§ **YOUR OBJECTIVE**
Copy the listing below, substituting "operation-line" for each occurrence of "surgery-line" and leaving everything else as it is.

[Begin TASK MATERIAL]

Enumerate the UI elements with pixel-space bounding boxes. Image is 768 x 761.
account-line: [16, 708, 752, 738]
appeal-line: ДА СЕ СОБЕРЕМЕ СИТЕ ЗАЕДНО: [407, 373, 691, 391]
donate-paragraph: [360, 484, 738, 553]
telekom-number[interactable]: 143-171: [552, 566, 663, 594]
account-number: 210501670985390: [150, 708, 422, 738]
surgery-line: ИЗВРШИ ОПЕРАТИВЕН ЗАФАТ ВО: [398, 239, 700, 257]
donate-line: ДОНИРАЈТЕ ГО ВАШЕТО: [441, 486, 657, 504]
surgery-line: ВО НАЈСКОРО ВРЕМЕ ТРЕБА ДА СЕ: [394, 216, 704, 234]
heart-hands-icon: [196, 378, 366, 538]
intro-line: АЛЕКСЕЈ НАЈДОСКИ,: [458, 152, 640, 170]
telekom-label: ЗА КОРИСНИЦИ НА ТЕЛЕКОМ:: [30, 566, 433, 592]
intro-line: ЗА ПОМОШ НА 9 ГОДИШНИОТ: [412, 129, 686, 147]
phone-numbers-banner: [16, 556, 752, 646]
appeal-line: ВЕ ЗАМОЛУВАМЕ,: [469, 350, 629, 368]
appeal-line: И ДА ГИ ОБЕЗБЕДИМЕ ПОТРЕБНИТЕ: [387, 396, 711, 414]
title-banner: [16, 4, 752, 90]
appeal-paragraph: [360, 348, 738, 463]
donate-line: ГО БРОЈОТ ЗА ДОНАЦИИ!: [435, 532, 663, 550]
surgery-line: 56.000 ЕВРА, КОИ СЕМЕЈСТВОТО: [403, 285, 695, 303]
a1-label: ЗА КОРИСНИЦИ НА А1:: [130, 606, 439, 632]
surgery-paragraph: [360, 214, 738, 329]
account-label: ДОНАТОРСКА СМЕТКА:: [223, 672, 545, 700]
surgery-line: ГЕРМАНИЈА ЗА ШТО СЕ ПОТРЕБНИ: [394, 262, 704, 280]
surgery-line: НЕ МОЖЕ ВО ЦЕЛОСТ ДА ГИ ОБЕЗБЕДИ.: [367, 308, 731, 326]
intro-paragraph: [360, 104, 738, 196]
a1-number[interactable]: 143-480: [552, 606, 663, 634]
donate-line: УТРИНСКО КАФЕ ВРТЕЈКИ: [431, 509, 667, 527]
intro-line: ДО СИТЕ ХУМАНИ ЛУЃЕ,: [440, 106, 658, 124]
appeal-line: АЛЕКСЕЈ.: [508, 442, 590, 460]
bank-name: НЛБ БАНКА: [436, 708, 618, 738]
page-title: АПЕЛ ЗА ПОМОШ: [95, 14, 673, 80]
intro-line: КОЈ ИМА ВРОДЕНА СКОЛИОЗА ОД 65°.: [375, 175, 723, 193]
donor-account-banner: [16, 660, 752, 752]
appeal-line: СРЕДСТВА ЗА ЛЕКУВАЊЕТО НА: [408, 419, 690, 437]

[End TASK MATERIAL]

§ **CORRECT RESPONSE**
Enumerate the UI elements with pixel-space bounding boxes. Image is 768 x 761.
account-line: [16, 708, 752, 738]
appeal-line: ДА СЕ СОБЕРЕМЕ СИТЕ ЗАЕДНО: [407, 373, 691, 391]
donate-paragraph: [360, 484, 738, 553]
telekom-number[interactable]: 143-171: [552, 566, 663, 594]
account-number: 210501670985390: [150, 708, 422, 738]
operation-line: ИЗВРШИ ОПЕРАТИВЕН ЗАФАТ ВО: [398, 239, 700, 257]
donate-line: ДОНИРАЈТЕ ГО ВАШЕТО: [441, 486, 657, 504]
operation-line: ВО НАЈСКОРО ВРЕМЕ ТРЕБА ДА СЕ: [394, 216, 704, 234]
heart-hands-icon: [196, 378, 366, 538]
intro-line: АЛЕКСЕЈ НАЈДОСКИ,: [458, 152, 640, 170]
telekom-label: ЗА КОРИСНИЦИ НА ТЕЛЕКОМ:: [30, 566, 433, 592]
intro-line: ЗА ПОМОШ НА 9 ГОДИШНИОТ: [412, 129, 686, 147]
phone-numbers-banner: [16, 556, 752, 646]
appeal-line: ВЕ ЗАМОЛУВАМЕ,: [469, 350, 629, 368]
appeal-line: И ДА ГИ ОБЕЗБЕДИМЕ ПОТРЕБНИТЕ: [387, 396, 711, 414]
title-banner: [16, 4, 752, 90]
appeal-paragraph: [360, 348, 738, 463]
donate-line: ГО БРОЈОТ ЗА ДОНАЦИИ!: [435, 532, 663, 550]
operation-line: 56.000 ЕВРА, КОИ СЕМЕЈСТВОТО: [403, 285, 695, 303]
a1-label: ЗА КОРИСНИЦИ НА А1:: [130, 606, 439, 632]
surgery-paragraph: [360, 214, 738, 329]
account-label: ДОНАТОРСКА СМЕТКА:: [223, 672, 545, 700]
operation-line: ГЕРМАНИЈА ЗА ШТО СЕ ПОТРЕБНИ: [394, 262, 704, 280]
operation-line: НЕ МОЖЕ ВО ЦЕЛОСТ ДА ГИ ОБЕЗБЕДИ.: [367, 308, 731, 326]
intro-paragraph: [360, 104, 738, 196]
a1-number[interactable]: 143-480: [552, 606, 663, 634]
donate-line: УТРИНСКО КАФЕ ВРТЕЈКИ: [431, 509, 667, 527]
intro-line: ДО СИТЕ ХУМАНИ ЛУЃЕ,: [440, 106, 658, 124]
appeal-line: АЛЕКСЕЈ.: [508, 442, 590, 460]
bank-name: НЛБ БАНКА: [436, 708, 618, 738]
page-title: АПЕЛ ЗА ПОМОШ: [95, 14, 673, 80]
intro-line: КОЈ ИМА ВРОДЕНА СКОЛИОЗА ОД 65°.: [375, 175, 723, 193]
donor-account-banner: [16, 660, 752, 752]
appeal-line: СРЕДСТВА ЗА ЛЕКУВАЊЕТО НА: [408, 419, 690, 437]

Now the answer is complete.